DIRECTIVE
Repeat the material verbatim and drop the pictures.

★ ★ ★ ★

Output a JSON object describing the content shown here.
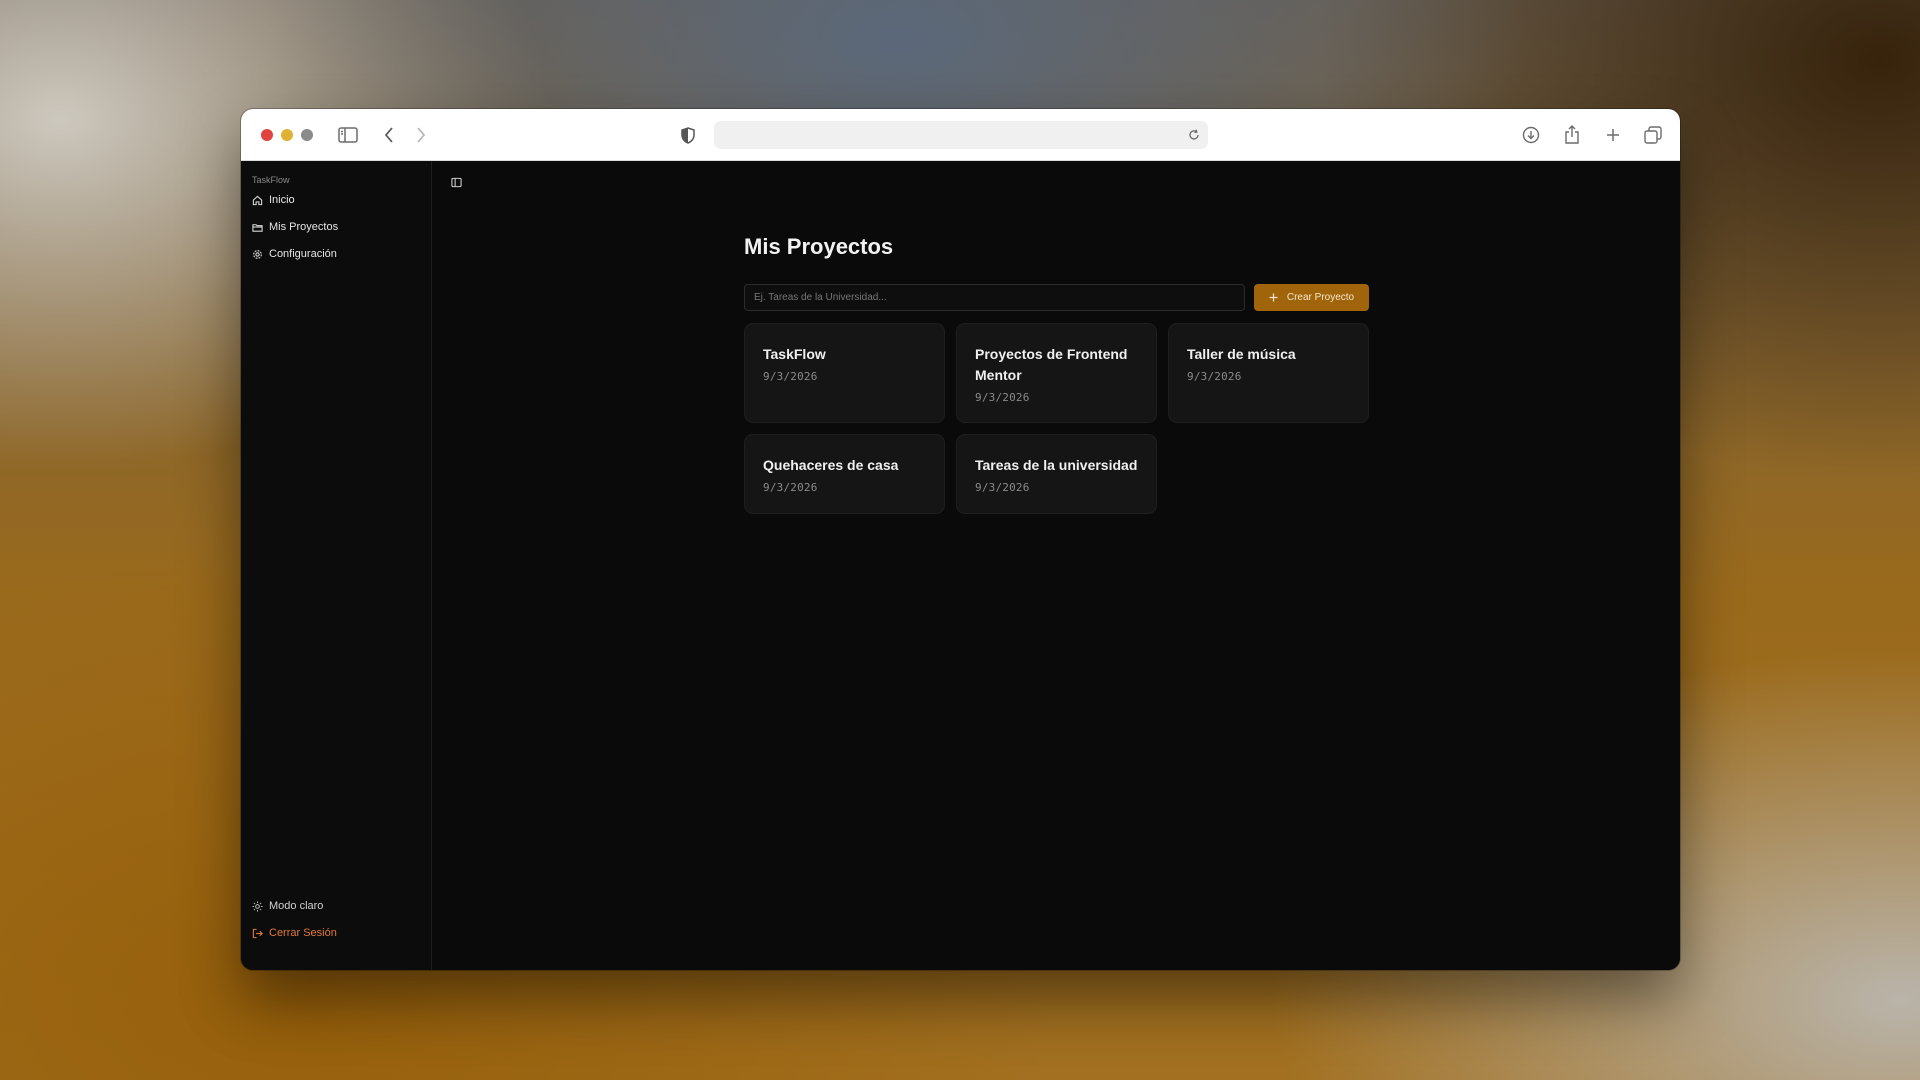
{
  "app": {
    "brand": "TaskFlow"
  },
  "sidebar": {
    "items": [
      {
        "label": "Inicio",
        "icon": "home-icon"
      },
      {
        "label": "Mis Proyectos",
        "icon": "folder-icon"
      },
      {
        "label": "Configuración",
        "icon": "gear-icon"
      }
    ],
    "footer": {
      "theme_label": "Modo claro",
      "logout_label": "Cerrar Sesión"
    }
  },
  "main": {
    "title": "Mis Proyectos",
    "search": {
      "value": "",
      "placeholder": "Ej. Tareas de la Universidad..."
    },
    "create_button": {
      "label": "Crear Proyecto"
    },
    "projects": [
      {
        "name": "TaskFlow",
        "date": "9/3/2026"
      },
      {
        "name": "Proyectos de Frontend Mentor",
        "date": "9/3/2026"
      },
      {
        "name": "Taller de música",
        "date": "9/3/2026"
      },
      {
        "name": "Quehaceres de casa",
        "date": "9/3/2026"
      },
      {
        "name": "Tareas de la universidad",
        "date": "9/3/2026"
      }
    ]
  },
  "colors": {
    "accent": "#a0640a",
    "logout": "#e07a3a",
    "background": "#0a0a0a",
    "card": "#151515"
  }
}
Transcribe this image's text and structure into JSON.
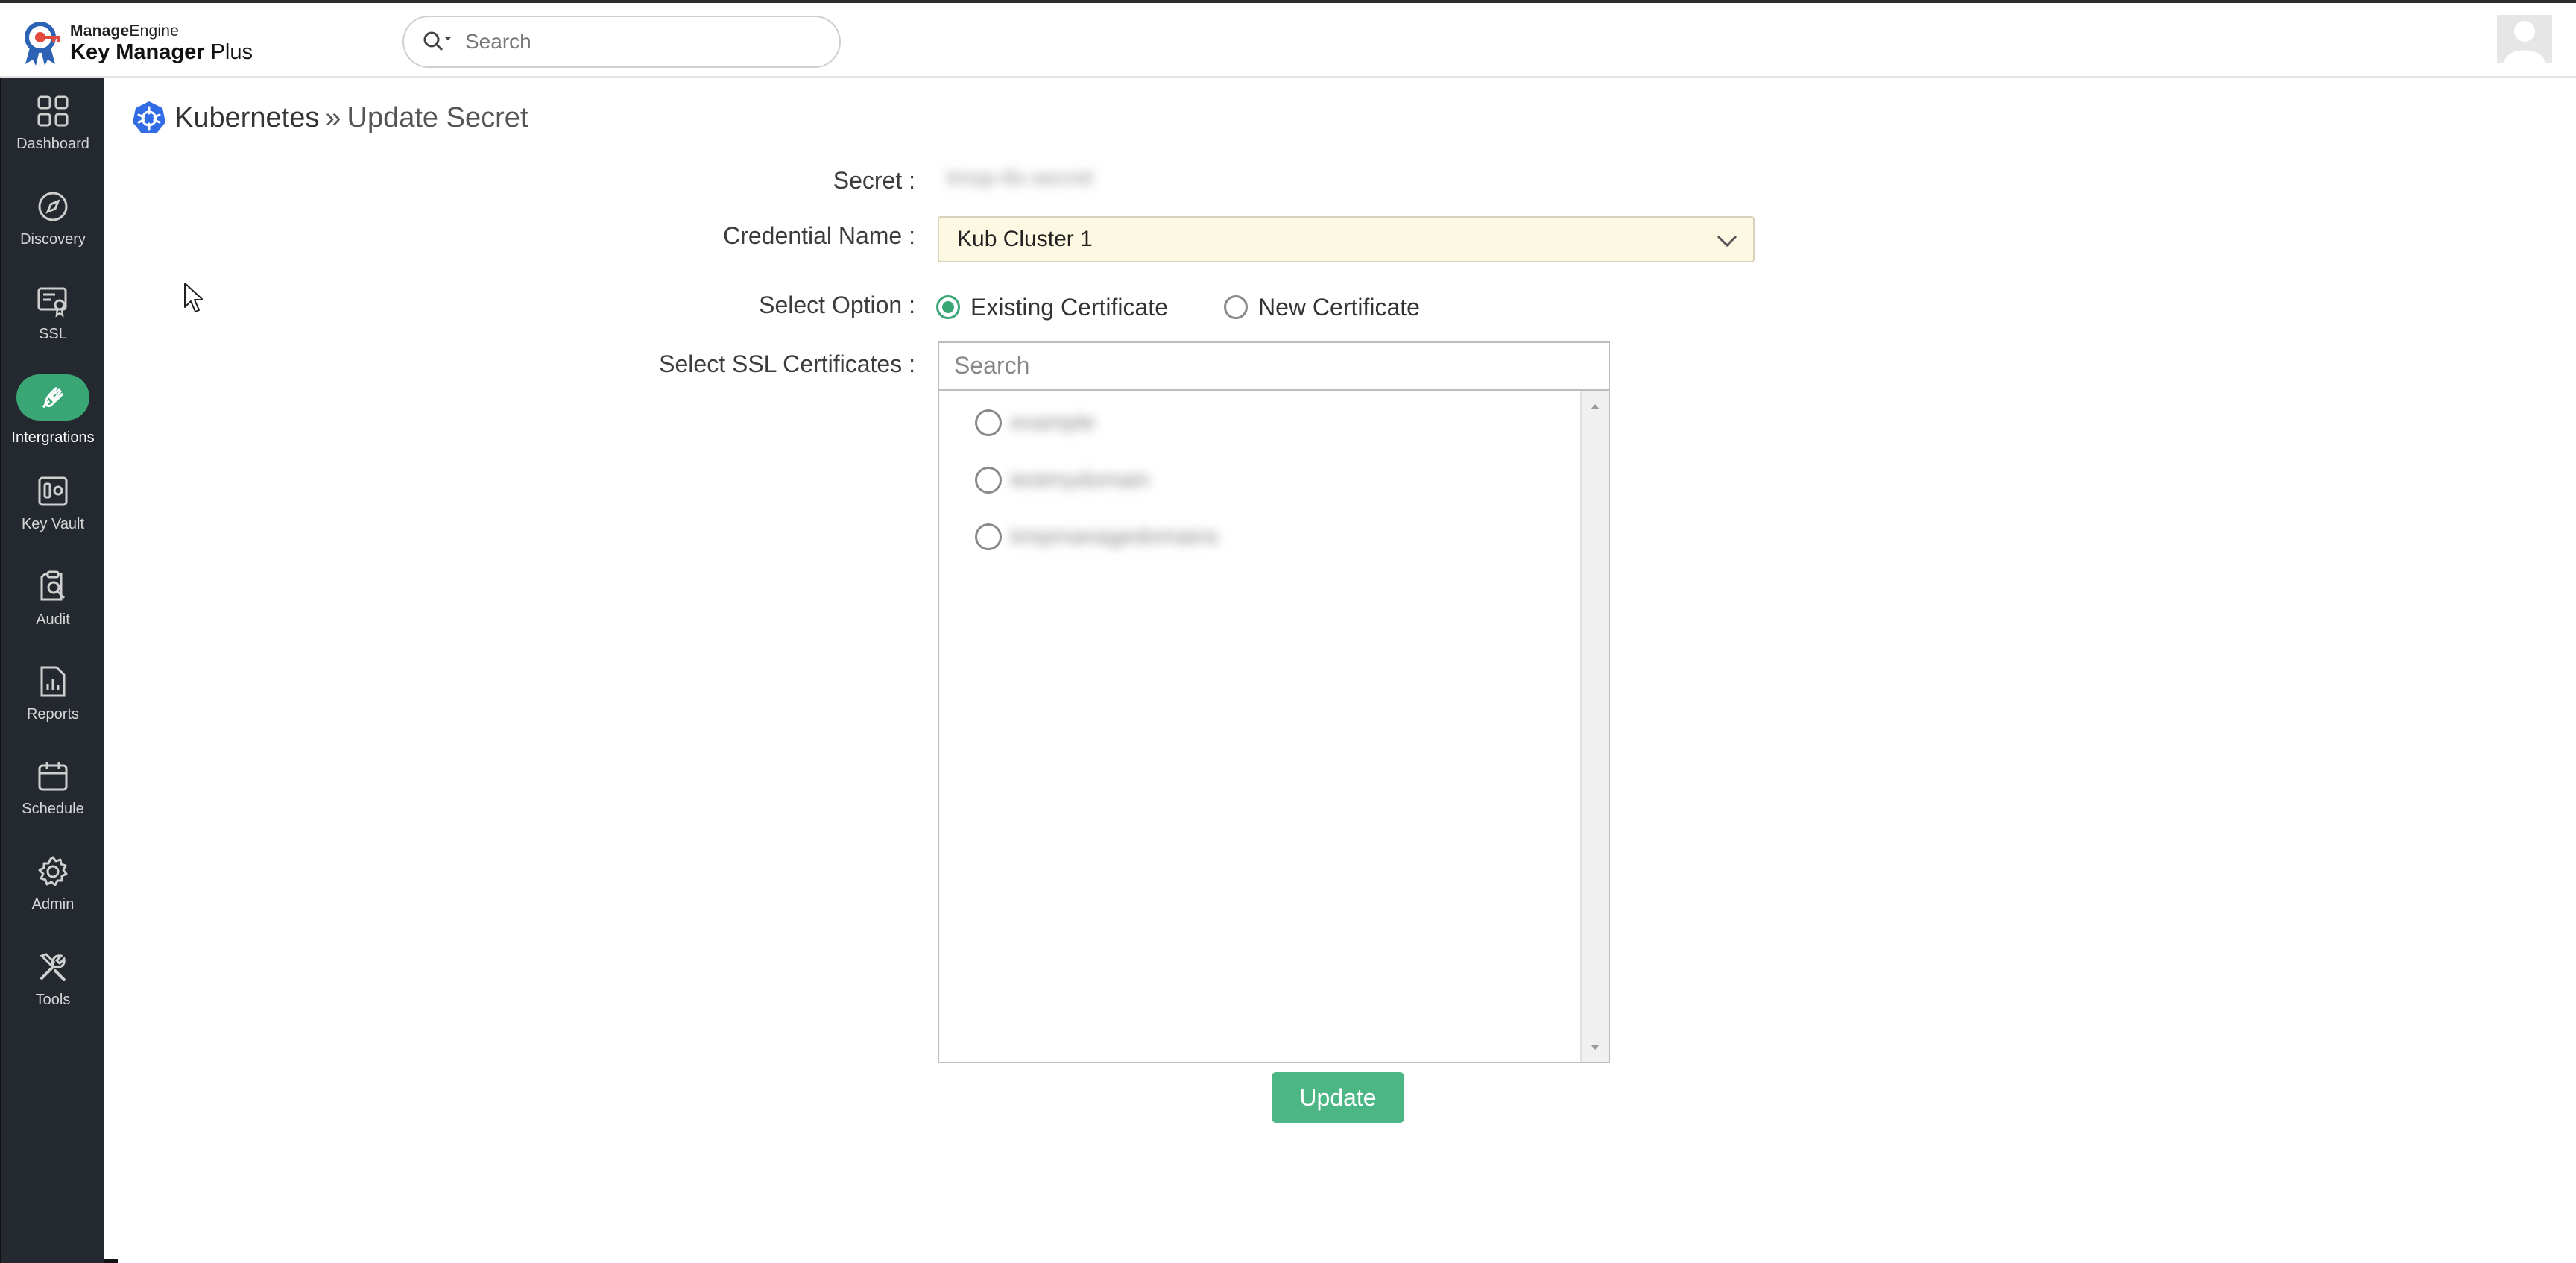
{
  "header": {
    "brand_bold": "Manage",
    "brand_rest": "Engine",
    "product_bold": "Key Manager",
    "product_rest": " Plus",
    "search_placeholder": "Search",
    "logo_icon": "key-ribbon-logo-icon",
    "avatar_icon": "user-avatar-icon"
  },
  "sidebar": {
    "items": [
      {
        "label": "Dashboard",
        "icon": "grid-icon"
      },
      {
        "label": "Discovery",
        "icon": "compass-icon"
      },
      {
        "label": "SSL",
        "icon": "certificate-icon"
      },
      {
        "label": "Intergrations",
        "icon": "plug-icon",
        "active": true
      },
      {
        "label": "Key Vault",
        "icon": "vault-icon"
      },
      {
        "label": "Audit",
        "icon": "audit-icon"
      },
      {
        "label": "Reports",
        "icon": "report-icon"
      },
      {
        "label": "Schedule",
        "icon": "calendar-icon"
      },
      {
        "label": "Admin",
        "icon": "gear-icon"
      },
      {
        "label": "Tools",
        "icon": "tools-icon"
      }
    ],
    "active_color": "#3aa675"
  },
  "page": {
    "breadcrumb_main": "Kubernetes",
    "breadcrumb_sep": "»",
    "breadcrumb_sub": "Update Secret"
  },
  "form": {
    "secret_label": "Secret :",
    "secret_value": "tmsp-tls-secret",
    "credential_label": "Credential Name :",
    "credential_value": "Kub Cluster 1",
    "option_label": "Select Option :",
    "options": [
      {
        "label": "Existing Certificate",
        "checked": true
      },
      {
        "label": "New Certificate",
        "checked": false
      }
    ],
    "ssl_label": "Select SSL Certificates :",
    "ssl_search_placeholder": "Search",
    "certificates": [
      {
        "name": "example"
      },
      {
        "name": "testmydomain"
      },
      {
        "name": "kmpmanagedomains"
      }
    ],
    "update_label": "Update"
  },
  "colors": {
    "accent": "#3aa675",
    "button": "#4cb684",
    "select_bg": "#fdf8e2",
    "sidebar_bg": "#24292f"
  }
}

★ ★ ★ ★

WORKED ANSWER
Output a JSON object describing the content shown here.
{
  "app": {
    "brand": "TaskFlow"
  },
  "sidebar": {
    "items": [
      {
        "label": "Inicio",
        "icon": "home-icon"
      },
      {
        "label": "Mis Proyectos",
        "icon": "folder-icon"
      },
      {
        "label": "Configuración",
        "icon": "gear-icon"
      }
    ],
    "footer": {
      "theme_label": "Modo claro",
      "logout_label": "Cerrar Sesión"
    }
  },
  "main": {
    "title": "Mis Proyectos",
    "search": {
      "value": "",
      "placeholder": "Ej. Tareas de la Universidad..."
    },
    "create_button": {
      "label": "Crear Proyecto"
    },
    "projects": [
      {
        "name": "TaskFlow",
        "date": "9/3/2026"
      },
      {
        "name": "Proyectos de Frontend Mentor",
        "date": "9/3/2026"
      },
      {
        "name": "Taller de música",
        "date": "9/3/2026"
      },
      {
        "name": "Quehaceres de casa",
        "date": "9/3/2026"
      },
      {
        "name": "Tareas de la universidad",
        "date": "9/3/2026"
      }
    ]
  },
  "colors": {
    "accent": "#a0640a",
    "logout": "#e07a3a",
    "background": "#0a0a0a",
    "card": "#151515"
  }
}
Transcribe this image's text and structure into JSON.
{
  "header": {
    "brand_bold": "Manage",
    "brand_rest": "Engine",
    "product_bold": "Key Manager",
    "product_rest": " Plus",
    "search_placeholder": "Search",
    "logo_icon": "key-ribbon-logo-icon",
    "avatar_icon": "user-avatar-icon"
  },
  "sidebar": {
    "items": [
      {
        "label": "Dashboard",
        "icon": "grid-icon"
      },
      {
        "label": "Discovery",
        "icon": "compass-icon"
      },
      {
        "label": "SSL",
        "icon": "certificate-icon"
      },
      {
        "label": "Intergrations",
        "icon": "plug-icon",
        "active": true
      },
      {
        "label": "Key Vault",
        "icon": "vault-icon"
      },
      {
        "label": "Audit",
        "icon": "audit-icon"
      },
      {
        "label": "Reports",
        "icon": "report-icon"
      },
      {
        "label": "Schedule",
        "icon": "calendar-icon"
      },
      {
        "label": "Admin",
        "icon": "gear-icon"
      },
      {
        "label": "Tools",
        "icon": "tools-icon"
      }
    ],
    "active_color": "#3aa675"
  },
  "page": {
    "breadcrumb_main": "Kubernetes",
    "breadcrumb_sep": "»",
    "breadcrumb_sub": "Update Secret"
  },
  "form": {
    "secret_label": "Secret :",
    "secret_value": "tmsp-tls-secret",
    "credential_label": "Credential Name :",
    "credential_value": "Kub Cluster 1",
    "option_label": "Select Option :",
    "options": [
      {
        "label": "Existing Certificate",
        "checked": true
      },
      {
        "label": "New Certificate",
        "checked": false
      }
    ],
    "ssl_label": "Select SSL Certificates :",
    "ssl_search_placeholder": "Search",
    "certificates": [
      {
        "name": "example"
      },
      {
        "name": "testmydomain"
      },
      {
        "name": "kmpmanagedomains"
      }
    ],
    "update_label": "Update"
  },
  "colors": {
    "accent": "#3aa675",
    "button": "#4cb684",
    "select_bg": "#fdf8e2",
    "sidebar_bg": "#24292f"
  }
}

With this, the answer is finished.